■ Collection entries

━━━━━━━━━━

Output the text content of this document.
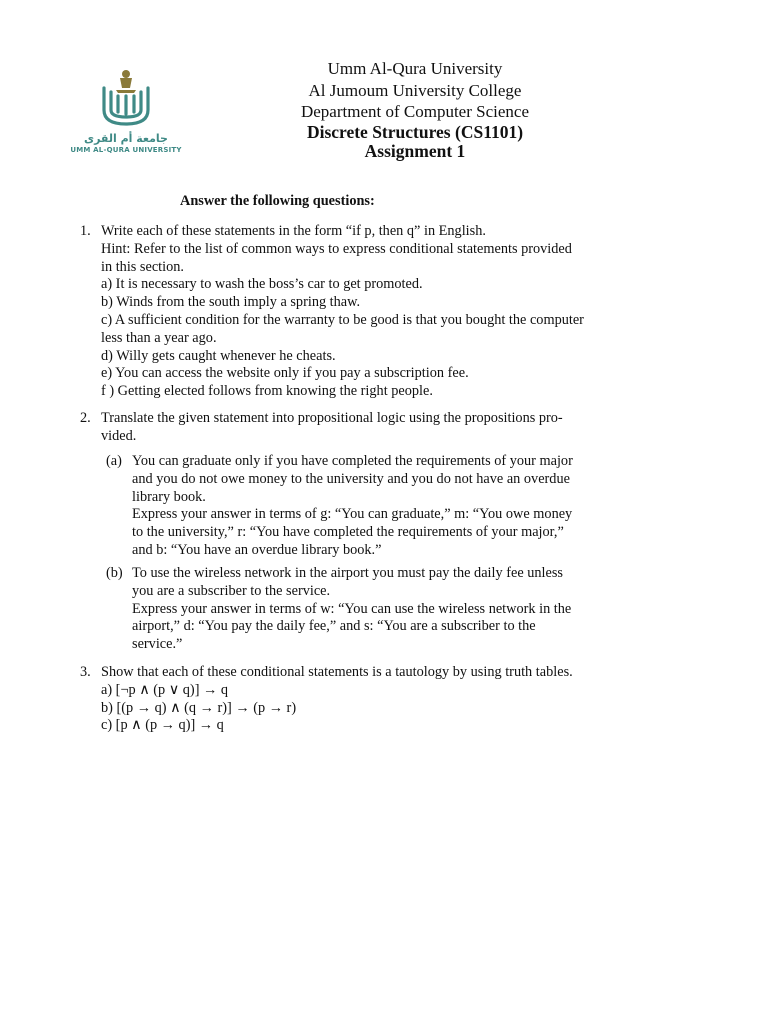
جامعة أم القرى
UMM AL-QURA UNIVERSITY
Umm Al-Qura University
Al Jumoum University College
Department of Computer Science
Discrete Structures (CS1101)
Assignment 1
Answer the following questions:
1. Write each of these statements in the form “if p, then q” in English.
Hint: Refer to the list of common ways to express conditional statements provided
in this section.
a) It is necessary to wash the boss’s car to get promoted.
b) Winds from the south imply a spring thaw.
c) A sufficient condition for the warranty to be good is that you bought the computer
less than a year ago.
d) Willy gets caught whenever he cheats.
e) You can access the website only if you pay a subscription fee.
f ) Getting elected follows from knowing the right people.
2. Translate the given statement into propositional logic using the propositions pro-
vided.
(a) You can graduate only if you have completed the requirements of your major
and you do not owe money to the university and you do not have an overdue
library book.
Express your answer in terms of g: “You can graduate,” m: “You owe money
to the university,” r: “You have completed the requirements of your major,”
and b: “You have an overdue library book.”
(b) To use the wireless network in the airport you must pay the daily fee unless
you are a subscriber to the service.
Express your answer in terms of w: “You can use the wireless network in the
airport,” d: “You pay the daily fee,” and s: “You are a subscriber to the
service.”
3. Show that each of these conditional statements is a tautology by using truth tables.
a) [¬p ∧ (p ∨ q)] → q
b) [(p → q) ∧ (q → r)] → (p → r)
c) [p ∧ (p → q)] → q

━━━━━━━━━━

■ Objective
Pull out all lines of the data with the string "that".

■ Output below
c) A sufficient condition for the warranty to be good is that you bought the computer
3. Show that each of these conditional statements is a tautology by using truth tables.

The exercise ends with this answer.